▼▼▼
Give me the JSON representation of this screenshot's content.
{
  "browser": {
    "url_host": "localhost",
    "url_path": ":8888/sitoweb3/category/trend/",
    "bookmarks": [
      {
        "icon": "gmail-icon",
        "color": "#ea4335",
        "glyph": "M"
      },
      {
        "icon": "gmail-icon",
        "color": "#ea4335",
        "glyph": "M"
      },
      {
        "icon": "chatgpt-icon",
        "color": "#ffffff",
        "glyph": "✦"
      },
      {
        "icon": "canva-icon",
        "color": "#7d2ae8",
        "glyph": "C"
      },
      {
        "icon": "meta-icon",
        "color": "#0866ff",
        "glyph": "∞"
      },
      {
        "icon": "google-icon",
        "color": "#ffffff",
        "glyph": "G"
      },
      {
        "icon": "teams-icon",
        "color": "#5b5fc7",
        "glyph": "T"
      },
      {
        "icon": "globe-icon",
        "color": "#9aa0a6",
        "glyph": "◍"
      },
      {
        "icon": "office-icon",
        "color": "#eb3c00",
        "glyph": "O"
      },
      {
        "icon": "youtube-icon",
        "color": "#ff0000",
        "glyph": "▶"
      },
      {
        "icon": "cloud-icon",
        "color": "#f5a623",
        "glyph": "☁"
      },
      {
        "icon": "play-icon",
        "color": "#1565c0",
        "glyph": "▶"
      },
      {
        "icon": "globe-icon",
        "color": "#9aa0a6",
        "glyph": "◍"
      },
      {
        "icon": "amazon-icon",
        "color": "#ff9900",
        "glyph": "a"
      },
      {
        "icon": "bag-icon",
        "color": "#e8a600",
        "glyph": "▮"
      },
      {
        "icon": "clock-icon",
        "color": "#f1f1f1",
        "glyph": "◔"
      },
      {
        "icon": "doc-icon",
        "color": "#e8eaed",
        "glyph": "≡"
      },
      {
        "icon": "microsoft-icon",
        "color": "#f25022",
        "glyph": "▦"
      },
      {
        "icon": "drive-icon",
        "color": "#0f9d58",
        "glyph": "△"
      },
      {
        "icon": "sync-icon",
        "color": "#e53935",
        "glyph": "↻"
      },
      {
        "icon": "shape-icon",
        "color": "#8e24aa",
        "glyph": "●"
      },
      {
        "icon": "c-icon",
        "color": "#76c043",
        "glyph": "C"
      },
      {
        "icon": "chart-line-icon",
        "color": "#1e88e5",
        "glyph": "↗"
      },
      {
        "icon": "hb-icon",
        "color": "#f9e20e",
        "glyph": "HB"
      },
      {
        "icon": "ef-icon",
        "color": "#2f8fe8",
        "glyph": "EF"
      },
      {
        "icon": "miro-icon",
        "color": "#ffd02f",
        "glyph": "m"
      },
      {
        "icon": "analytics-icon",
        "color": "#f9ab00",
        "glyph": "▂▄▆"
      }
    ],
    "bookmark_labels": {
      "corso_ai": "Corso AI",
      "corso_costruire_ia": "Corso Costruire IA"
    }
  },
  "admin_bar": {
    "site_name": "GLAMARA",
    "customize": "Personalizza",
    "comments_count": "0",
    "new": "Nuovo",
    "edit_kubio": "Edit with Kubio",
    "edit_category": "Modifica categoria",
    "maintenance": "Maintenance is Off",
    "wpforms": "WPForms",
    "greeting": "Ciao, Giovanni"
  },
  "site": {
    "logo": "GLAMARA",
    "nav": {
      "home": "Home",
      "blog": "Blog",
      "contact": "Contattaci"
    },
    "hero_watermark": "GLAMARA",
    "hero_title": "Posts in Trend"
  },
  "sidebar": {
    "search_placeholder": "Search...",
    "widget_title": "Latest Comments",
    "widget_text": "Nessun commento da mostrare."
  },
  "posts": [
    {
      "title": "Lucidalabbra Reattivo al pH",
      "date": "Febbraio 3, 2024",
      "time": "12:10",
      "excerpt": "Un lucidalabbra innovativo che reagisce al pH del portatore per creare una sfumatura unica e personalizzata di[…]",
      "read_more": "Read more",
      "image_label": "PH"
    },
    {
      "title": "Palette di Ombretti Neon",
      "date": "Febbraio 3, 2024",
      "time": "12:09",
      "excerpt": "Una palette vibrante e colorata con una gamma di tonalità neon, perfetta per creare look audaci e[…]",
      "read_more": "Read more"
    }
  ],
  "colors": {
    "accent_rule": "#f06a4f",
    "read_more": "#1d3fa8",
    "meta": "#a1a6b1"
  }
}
▲▲▲
— Task —
Repeat back the data above, exact to the last character.

— Result of the exercise —
Give me the JSON representation of this screenshot's content.
{
  "browser": {
    "url_host": "localhost",
    "url_path": ":8888/sitoweb3/category/trend/",
    "bookmarks": [
      {
        "icon": "gmail-icon",
        "color": "#ea4335",
        "glyph": "M"
      },
      {
        "icon": "gmail-icon",
        "color": "#ea4335",
        "glyph": "M"
      },
      {
        "icon": "chatgpt-icon",
        "color": "#ffffff",
        "glyph": "✦"
      },
      {
        "icon": "canva-icon",
        "color": "#7d2ae8",
        "glyph": "C"
      },
      {
        "icon": "meta-icon",
        "color": "#0866ff",
        "glyph": "∞"
      },
      {
        "icon": "google-icon",
        "color": "#ffffff",
        "glyph": "G"
      },
      {
        "icon": "teams-icon",
        "color": "#5b5fc7",
        "glyph": "T"
      },
      {
        "icon": "globe-icon",
        "color": "#9aa0a6",
        "glyph": "◍"
      },
      {
        "icon": "office-icon",
        "color": "#eb3c00",
        "glyph": "O"
      },
      {
        "icon": "youtube-icon",
        "color": "#ff0000",
        "glyph": "▶"
      },
      {
        "icon": "cloud-icon",
        "color": "#f5a623",
        "glyph": "☁"
      },
      {
        "icon": "play-icon",
        "color": "#1565c0",
        "glyph": "▶"
      },
      {
        "icon": "globe-icon",
        "color": "#9aa0a6",
        "glyph": "◍"
      },
      {
        "icon": "amazon-icon",
        "color": "#ff9900",
        "glyph": "a"
      },
      {
        "icon": "bag-icon",
        "color": "#e8a600",
        "glyph": "▮"
      },
      {
        "icon": "clock-icon",
        "color": "#f1f1f1",
        "glyph": "◔"
      },
      {
        "icon": "doc-icon",
        "color": "#e8eaed",
        "glyph": "≡"
      },
      {
        "icon": "microsoft-icon",
        "color": "#f25022",
        "glyph": "▦"
      },
      {
        "icon": "drive-icon",
        "color": "#0f9d58",
        "glyph": "△"
      },
      {
        "icon": "sync-icon",
        "color": "#e53935",
        "glyph": "↻"
      },
      {
        "icon": "shape-icon",
        "color": "#8e24aa",
        "glyph": "●"
      },
      {
        "icon": "c-icon",
        "color": "#76c043",
        "glyph": "C"
      },
      {
        "icon": "chart-line-icon",
        "color": "#1e88e5",
        "glyph": "↗"
      },
      {
        "icon": "hb-icon",
        "color": "#f9e20e",
        "glyph": "HB"
      },
      {
        "icon": "ef-icon",
        "color": "#2f8fe8",
        "glyph": "EF"
      },
      {
        "icon": "miro-icon",
        "color": "#ffd02f",
        "glyph": "m"
      },
      {
        "icon": "analytics-icon",
        "color": "#f9ab00",
        "glyph": "▂▄▆"
      }
    ],
    "bookmark_labels": {
      "corso_ai": "Corso AI",
      "corso_costruire_ia": "Corso Costruire IA"
    }
  },
  "admin_bar": {
    "site_name": "GLAMARA",
    "customize": "Personalizza",
    "comments_count": "0",
    "new": "Nuovo",
    "edit_kubio": "Edit with Kubio",
    "edit_category": "Modifica categoria",
    "maintenance": "Maintenance is Off",
    "wpforms": "WPForms",
    "greeting": "Ciao, Giovanni"
  },
  "site": {
    "logo": "GLAMARA",
    "nav": {
      "home": "Home",
      "blog": "Blog",
      "contact": "Contattaci"
    },
    "hero_watermark": "GLAMARA",
    "hero_title": "Posts in Trend"
  },
  "sidebar": {
    "search_placeholder": "Search...",
    "widget_title": "Latest Comments",
    "widget_text": "Nessun commento da mostrare."
  },
  "posts": [
    {
      "title": "Lucidalabbra Reattivo al pH",
      "date": "Febbraio 3, 2024",
      "time": "12:10",
      "excerpt": "Un lucidalabbra innovativo che reagisce al pH del portatore per creare una sfumatura unica e personalizzata di[…]",
      "read_more": "Read more",
      "image_label": "PH"
    },
    {
      "title": "Palette di Ombretti Neon",
      "date": "Febbraio 3, 2024",
      "time": "12:09",
      "excerpt": "Una palette vibrante e colorata con una gamma di tonalità neon, perfetta per creare look audaci e[…]",
      "read_more": "Read more"
    }
  ],
  "colors": {
    "accent_rule": "#f06a4f",
    "read_more": "#1d3fa8",
    "meta": "#a1a6b1"
  }
}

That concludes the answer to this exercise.